Material to process |
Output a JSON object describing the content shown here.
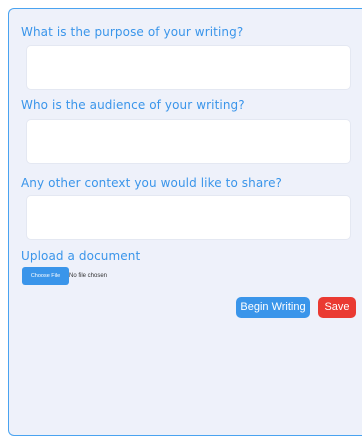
{
  "questions": {
    "purpose_label": "What is the purpose of your writing?",
    "audience_label": "Who is the audience of your writing?",
    "context_label": "Any other context you would like to share?"
  },
  "upload": {
    "label": "Upload a document",
    "button_label": "Choose File",
    "status": "No file chosen"
  },
  "actions": {
    "begin_label": "Begin Writing",
    "save_label": "Save"
  },
  "colors": {
    "accent": "#3a95ea",
    "danger": "#ea3a32",
    "panel_background": "#eef1fa"
  }
}
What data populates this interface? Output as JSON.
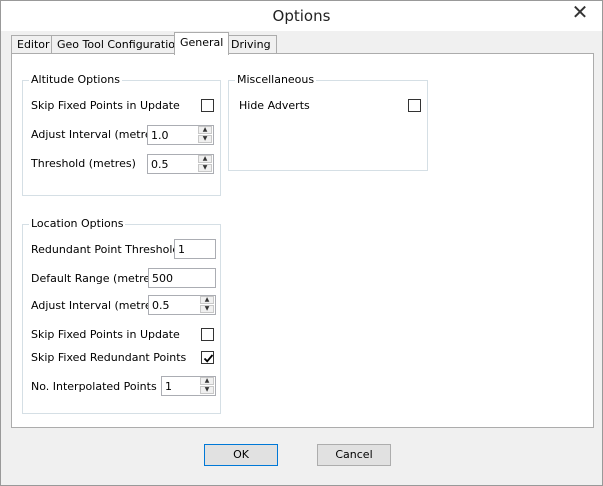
{
  "window": {
    "title": "Options",
    "close_glyph": "✕"
  },
  "tabs": [
    {
      "label": "Editor",
      "active": false
    },
    {
      "label": "Geo Tool Configuration",
      "active": false
    },
    {
      "label": "General",
      "active": true
    },
    {
      "label": "Driving",
      "active": false
    }
  ],
  "altitude": {
    "title": "Altitude Options",
    "skip_fixed_label": "Skip Fixed Points in Update",
    "skip_fixed_checked": false,
    "adjust_interval_label": "Adjust Interval (metres)",
    "adjust_interval_value": "1.0",
    "threshold_label": "Threshold (metres)",
    "threshold_value": "0.5"
  },
  "misc": {
    "title": "Miscellaneous",
    "hide_adverts_label": "Hide Adverts",
    "hide_adverts_checked": false
  },
  "location": {
    "title": "Location Options",
    "redundant_threshold_label": "Redundant Point Threshold",
    "redundant_threshold_value": "1",
    "default_range_label": "Default Range (metres)",
    "default_range_value": "500",
    "adjust_interval_label": "Adjust Interval (metres)",
    "adjust_interval_value": "0.5",
    "skip_fixed_label": "Skip Fixed Points in Update",
    "skip_fixed_checked": false,
    "skip_redundant_label": "Skip Fixed Redundant Points",
    "skip_redundant_checked": true,
    "interpolated_label": "No. Interpolated Points",
    "interpolated_value": "1"
  },
  "buttons": {
    "ok": "OK",
    "cancel": "Cancel"
  },
  "icons": {
    "spin_up": "▲",
    "spin_down": "▼"
  }
}
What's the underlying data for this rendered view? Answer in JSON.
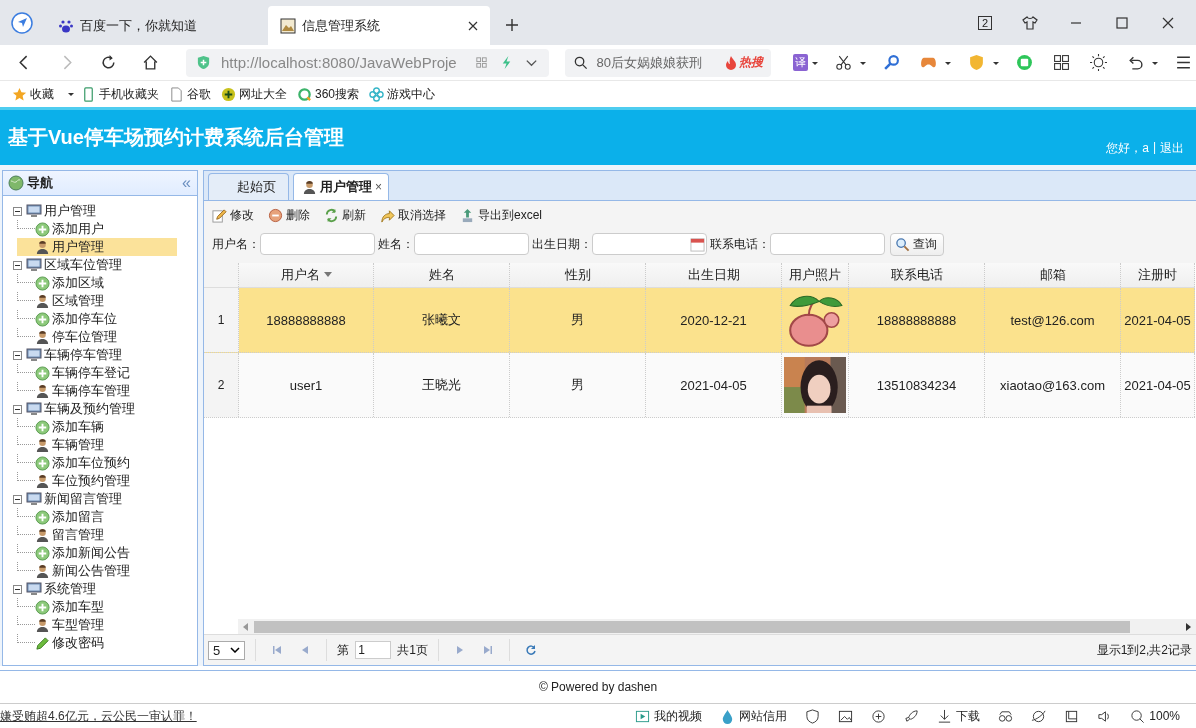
{
  "browser": {
    "tabs": [
      {
        "label": "百度一下，你就知道",
        "selected": false
      },
      {
        "label": "信息管理系统",
        "selected": true
      }
    ],
    "tab_count": "2",
    "address": "http://localhost:8080/JavaWebProje",
    "search": "80后女娲娘娘获刑",
    "hot": "热搜",
    "translate": "译",
    "bookmarks": [
      "收藏",
      "手机收藏夹",
      "谷歌",
      "网址大全",
      "360搜索",
      "游戏中心"
    ]
  },
  "app": {
    "title": "基于Vue停车场预约计费系统后台管理",
    "greeting": "您好，a",
    "separator": "|",
    "logout": "退出"
  },
  "nav": {
    "title": "导航",
    "collapse": "«",
    "tree": [
      {
        "label": "用户管理",
        "expanded": true,
        "children": [
          {
            "label": "添加用户",
            "kind": "add",
            "selected": false
          },
          {
            "label": "用户管理",
            "kind": "manage",
            "selected": true
          }
        ]
      },
      {
        "label": "区域车位管理",
        "expanded": true,
        "children": [
          {
            "label": "添加区域",
            "kind": "add",
            "selected": false
          },
          {
            "label": "区域管理",
            "kind": "manage",
            "selected": false
          },
          {
            "label": "添加停车位",
            "kind": "add",
            "selected": false
          },
          {
            "label": "停车位管理",
            "kind": "manage",
            "selected": false
          }
        ]
      },
      {
        "label": "车辆停车管理",
        "expanded": true,
        "children": [
          {
            "label": "车辆停车登记",
            "kind": "add",
            "selected": false
          },
          {
            "label": "车辆停车管理",
            "kind": "manage",
            "selected": false
          }
        ]
      },
      {
        "label": "车辆及预约管理",
        "expanded": true,
        "children": [
          {
            "label": "添加车辆",
            "kind": "add",
            "selected": false
          },
          {
            "label": "车辆管理",
            "kind": "manage",
            "selected": false
          },
          {
            "label": "添加车位预约",
            "kind": "add",
            "selected": false
          },
          {
            "label": "车位预约管理",
            "kind": "manage",
            "selected": false
          }
        ]
      },
      {
        "label": "新闻留言管理",
        "expanded": true,
        "children": [
          {
            "label": "添加留言",
            "kind": "add",
            "selected": false
          },
          {
            "label": "留言管理",
            "kind": "manage",
            "selected": false
          },
          {
            "label": "添加新闻公告",
            "kind": "add",
            "selected": false
          },
          {
            "label": "新闻公告管理",
            "kind": "manage",
            "selected": false
          }
        ]
      },
      {
        "label": "系统管理",
        "expanded": true,
        "children": [
          {
            "label": "添加车型",
            "kind": "add",
            "selected": false
          },
          {
            "label": "车型管理",
            "kind": "manage",
            "selected": false
          },
          {
            "label": "修改密码",
            "kind": "edit",
            "selected": false
          }
        ]
      }
    ]
  },
  "content_tabs": [
    {
      "label": "起始页",
      "selected": false,
      "closable": false
    },
    {
      "label": "用户管理",
      "selected": true,
      "closable": true
    }
  ],
  "close_mark": "×",
  "toolbar": [
    {
      "label": "修改",
      "kind": "edit"
    },
    {
      "label": "删除",
      "kind": "delete"
    },
    {
      "label": "刷新",
      "kind": "refresh"
    },
    {
      "label": "取消选择",
      "kind": "undo"
    },
    {
      "label": "导出到excel",
      "kind": "export"
    }
  ],
  "filters": [
    {
      "label": "用户名：",
      "kind": "text"
    },
    {
      "label": "姓名：",
      "kind": "text"
    },
    {
      "label": "出生日期：",
      "kind": "date"
    },
    {
      "label": "联系电话：",
      "kind": "text"
    }
  ],
  "query_button": "查询",
  "table": {
    "columns": [
      {
        "label": "用户名",
        "sorted": true
      },
      {
        "label": "姓名",
        "sorted": false
      },
      {
        "label": "性别",
        "sorted": false
      },
      {
        "label": "出生日期",
        "sorted": false
      },
      {
        "label": "用户照片",
        "sorted": false
      },
      {
        "label": "联系电话",
        "sorted": false
      },
      {
        "label": "邮箱",
        "sorted": false
      },
      {
        "label": "注册时",
        "sorted": false
      }
    ],
    "rows": [
      {
        "number": "1",
        "selected": true,
        "cells": [
          "18888888888",
          "张曦文",
          "男",
          "2020-12-21",
          {
            "kind": "picture"
          },
          "18888888888",
          "test@126.com",
          "2021-04-05"
        ]
      },
      {
        "number": "2",
        "selected": false,
        "cells": [
          "user1",
          "王晓光",
          "男",
          "2021-04-05",
          {
            "kind": "picture"
          },
          "13510834234",
          "xiaotao@163.com",
          "2021-04-05"
        ]
      }
    ]
  },
  "pager": {
    "page_size": "5",
    "page_prefix": "第",
    "page": "1",
    "total": "共1页",
    "summary": "显示1到2,共2记录"
  },
  "footer": "© Powered by dashen",
  "status_bar": {
    "news": "嫌受贿超4.6亿元，云公民一审认罪！",
    "items": [
      "我的视频",
      "网站信用",
      "下载",
      "100%"
    ]
  }
}
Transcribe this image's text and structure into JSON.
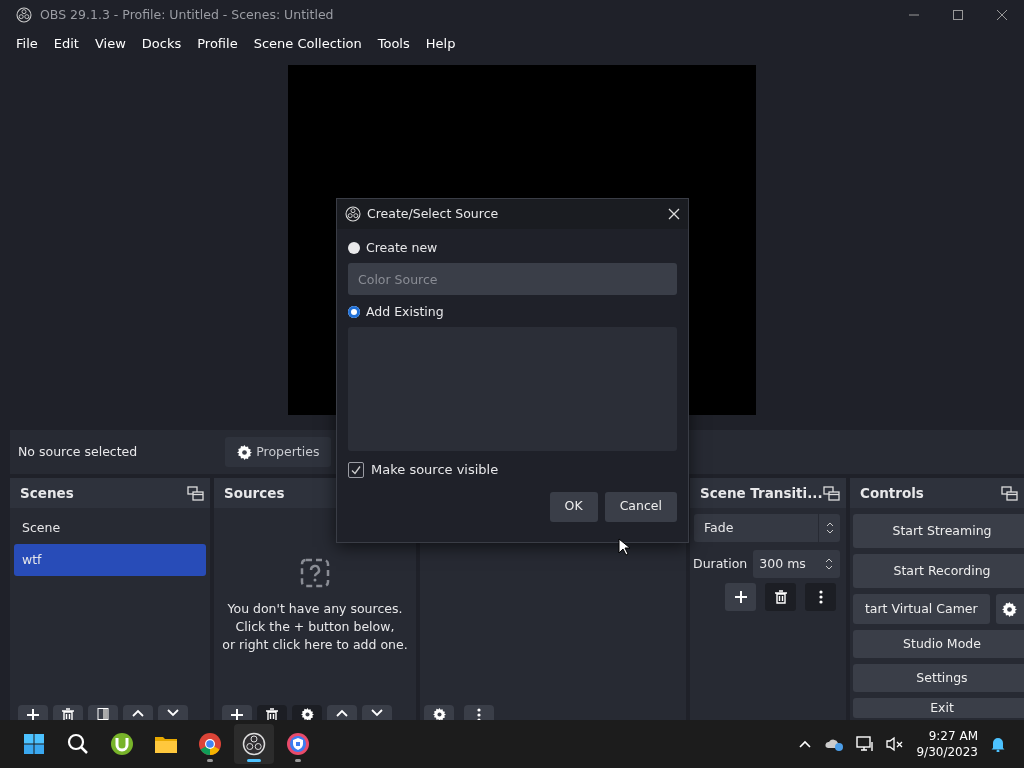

Aim of the task | Repeat the material above in full and exactly, omitting the pictures.

Result of this exercise |
Output a JSON object describing the content shown here.
{
  "questions": {
    "purpose_label": "What is the purpose of your writing?",
    "audience_label": "Who is the audience of your writing?",
    "context_label": "Any other context you would like to share?"
  },
  "upload": {
    "label": "Upload a document",
    "button_label": "Choose File",
    "status": "No file chosen"
  },
  "actions": {
    "begin_label": "Begin Writing",
    "save_label": "Save"
  },
  "colors": {
    "accent": "#3a95ea",
    "danger": "#ea3a32",
    "panel_background": "#eef1fa"
  }
}
What data populates this interface? Output as JSON.
{
  "window": {
    "title": "Options",
    "close_glyph": "✕"
  },
  "tabs": [
    {
      "label": "Editor",
      "active": false
    },
    {
      "label": "Geo Tool Configuration",
      "active": false
    },
    {
      "label": "General",
      "active": true
    },
    {
      "label": "Driving",
      "active": false
    }
  ],
  "altitude": {
    "title": "Altitude Options",
    "skip_fixed_label": "Skip Fixed Points in Update",
    "skip_fixed_checked": false,
    "adjust_interval_label": "Adjust Interval (metres)",
    "adjust_interval_value": "1.0",
    "threshold_label": "Threshold (metres)",
    "threshold_value": "0.5"
  },
  "misc": {
    "title": "Miscellaneous",
    "hide_adverts_label": "Hide Adverts",
    "hide_adverts_checked": false
  },
  "location": {
    "title": "Location Options",
    "redundant_threshold_label": "Redundant Point Threshold",
    "redundant_threshold_value": "1",
    "default_range_label": "Default Range (metres)",
    "default_range_value": "500",
    "adjust_interval_label": "Adjust Interval (metres)",
    "adjust_interval_value": "0.5",
    "skip_fixed_label": "Skip Fixed Points in Update",
    "skip_fixed_checked": false,
    "skip_redundant_label": "Skip Fixed Redundant Points",
    "skip_redundant_checked": true,
    "interpolated_label": "No. Interpolated Points",
    "interpolated_value": "1"
  },
  "buttons": {
    "ok": "OK",
    "cancel": "Cancel"
  },
  "icons": {
    "spin_up": "▲",
    "spin_down": "▼"
  }
}
What's the underlying data for this rendered view? Answer in JSON.
{
  "browser": {
    "tabs": [
      {
        "label": "百度一下，你就知道",
        "selected": false
      },
      {
        "label": "信息管理系统",
        "selected": true
      }
    ],
    "tab_count": "2",
    "address": "http://localhost:8080/JavaWebProje",
    "search": "80后女娲娘娘获刑",
    "hot": "热搜",
    "translate": "译",
    "bookmarks": [
      "收藏",
      "手机收藏夹",
      "谷歌",
      "网址大全",
      "360搜索",
      "游戏中心"
    ]
  },
  "app": {
    "title": "基于Vue停车场预约计费系统后台管理",
    "greeting": "您好，a",
    "separator": "|",
    "logout": "退出"
  },
  "nav": {
    "title": "导航",
    "collapse": "«",
    "tree": [
      {
        "label": "用户管理",
        "expanded": true,
        "children": [
          {
            "label": "添加用户",
            "kind": "add",
            "selected": false
          },
          {
            "label": "用户管理",
            "kind": "manage",
            "selected": true
          }
        ]
      },
      {
        "label": "区域车位管理",
        "expanded": true,
        "children": [
          {
            "label": "添加区域",
            "kind": "add",
            "selected": false
          },
          {
            "label": "区域管理",
            "kind": "manage",
            "selected": false
          },
          {
            "label": "添加停车位",
            "kind": "add",
            "selected": false
          },
          {
            "label": "停车位管理",
            "kind": "manage",
            "selected": false
          }
        ]
      },
      {
        "label": "车辆停车管理",
        "expanded": true,
        "children": [
          {
            "label": "车辆停车登记",
            "kind": "add",
            "selected": false
          },
          {
            "label": "车辆停车管理",
            "kind": "manage",
            "selected": false
          }
        ]
      },
      {
        "label": "车辆及预约管理",
        "expanded": true,
        "children": [
          {
            "label": "添加车辆",
            "kind": "add",
            "selected": false
          },
          {
            "label": "车辆管理",
            "kind": "manage",
            "selected": false
          },
          {
            "label": "添加车位预约",
            "kind": "add",
            "selected": false
          },
          {
            "label": "车位预约管理",
            "kind": "manage",
            "selected": false
          }
        ]
      },
      {
        "label": "新闻留言管理",
        "expanded": true,
        "children": [
          {
            "label": "添加留言",
            "kind": "add",
            "selected": false
          },
          {
            "label": "留言管理",
            "kind": "manage",
            "selected": false
          },
          {
            "label": "添加新闻公告",
            "kind": "add",
            "selected": false
          },
          {
            "label": "新闻公告管理",
            "kind": "manage",
            "selected": false
          }
        ]
      },
      {
        "label": "系统管理",
        "expanded": true,
        "children": [
          {
            "label": "添加车型",
            "kind": "add",
            "selected": false
          },
          {
            "label": "车型管理",
            "kind": "manage",
            "selected": false
          },
          {
            "label": "修改密码",
            "kind": "edit",
            "selected": false
          }
        ]
      }
    ]
  },
  "content_tabs": [
    {
      "label": "起始页",
      "selected": false,
      "closable": false
    },
    {
      "label": "用户管理",
      "selected": true,
      "closable": true
    }
  ],
  "close_mark": "×",
  "toolbar": [
    {
      "label": "修改",
      "kind": "edit"
    },
    {
      "label": "删除",
      "kind": "delete"
    },
    {
      "label": "刷新",
      "kind": "refresh"
    },
    {
      "label": "取消选择",
      "kind": "undo"
    },
    {
      "label": "导出到excel",
      "kind": "export"
    }
  ],
  "filters": [
    {
      "label": "用户名：",
      "kind": "text"
    },
    {
      "label": "姓名：",
      "kind": "text"
    },
    {
      "label": "出生日期：",
      "kind": "date"
    },
    {
      "label": "联系电话：",
      "kind": "text"
    }
  ],
  "query_button": "查询",
  "table": {
    "columns": [
      {
        "label": "用户名",
        "sorted": true
      },
      {
        "label": "姓名",
        "sorted": false
      },
      {
        "label": "性别",
        "sorted": false
      },
      {
        "label": "出生日期",
        "sorted": false
      },
      {
        "label": "用户照片",
        "sorted": false
      },
      {
        "label": "联系电话",
        "sorted": false
      },
      {
        "label": "邮箱",
        "sorted": false
      },
      {
        "label": "注册时",
        "sorted": false
      }
    ],
    "rows": [
      {
        "number": "1",
        "selected": true,
        "cells": [
          "18888888888",
          "张曦文",
          "男",
          "2020-12-21",
          {
            "kind": "picture"
          },
          "18888888888",
          "test@126.com",
          "2021-04-05"
        ]
      },
      {
        "number": "2",
        "selected": false,
        "cells": [
          "user1",
          "王晓光",
          "男",
          "2021-04-05",
          {
            "kind": "picture"
          },
          "13510834234",
          "xiaotao@163.com",
          "2021-04-05"
        ]
      }
    ]
  },
  "pager": {
    "page_size": "5",
    "page_prefix": "第",
    "page": "1",
    "total": "共1页",
    "summary": "显示1到2,共2记录"
  },
  "footer": "© Powered by dashen",
  "status_bar": {
    "news": "嫌受贿超4.6亿元，云公民一审认罪！",
    "items": [
      "我的视频",
      "网站信用",
      "下载",
      "100%"
    ]
  }
}
Transcribe this image's text and structure into JSON.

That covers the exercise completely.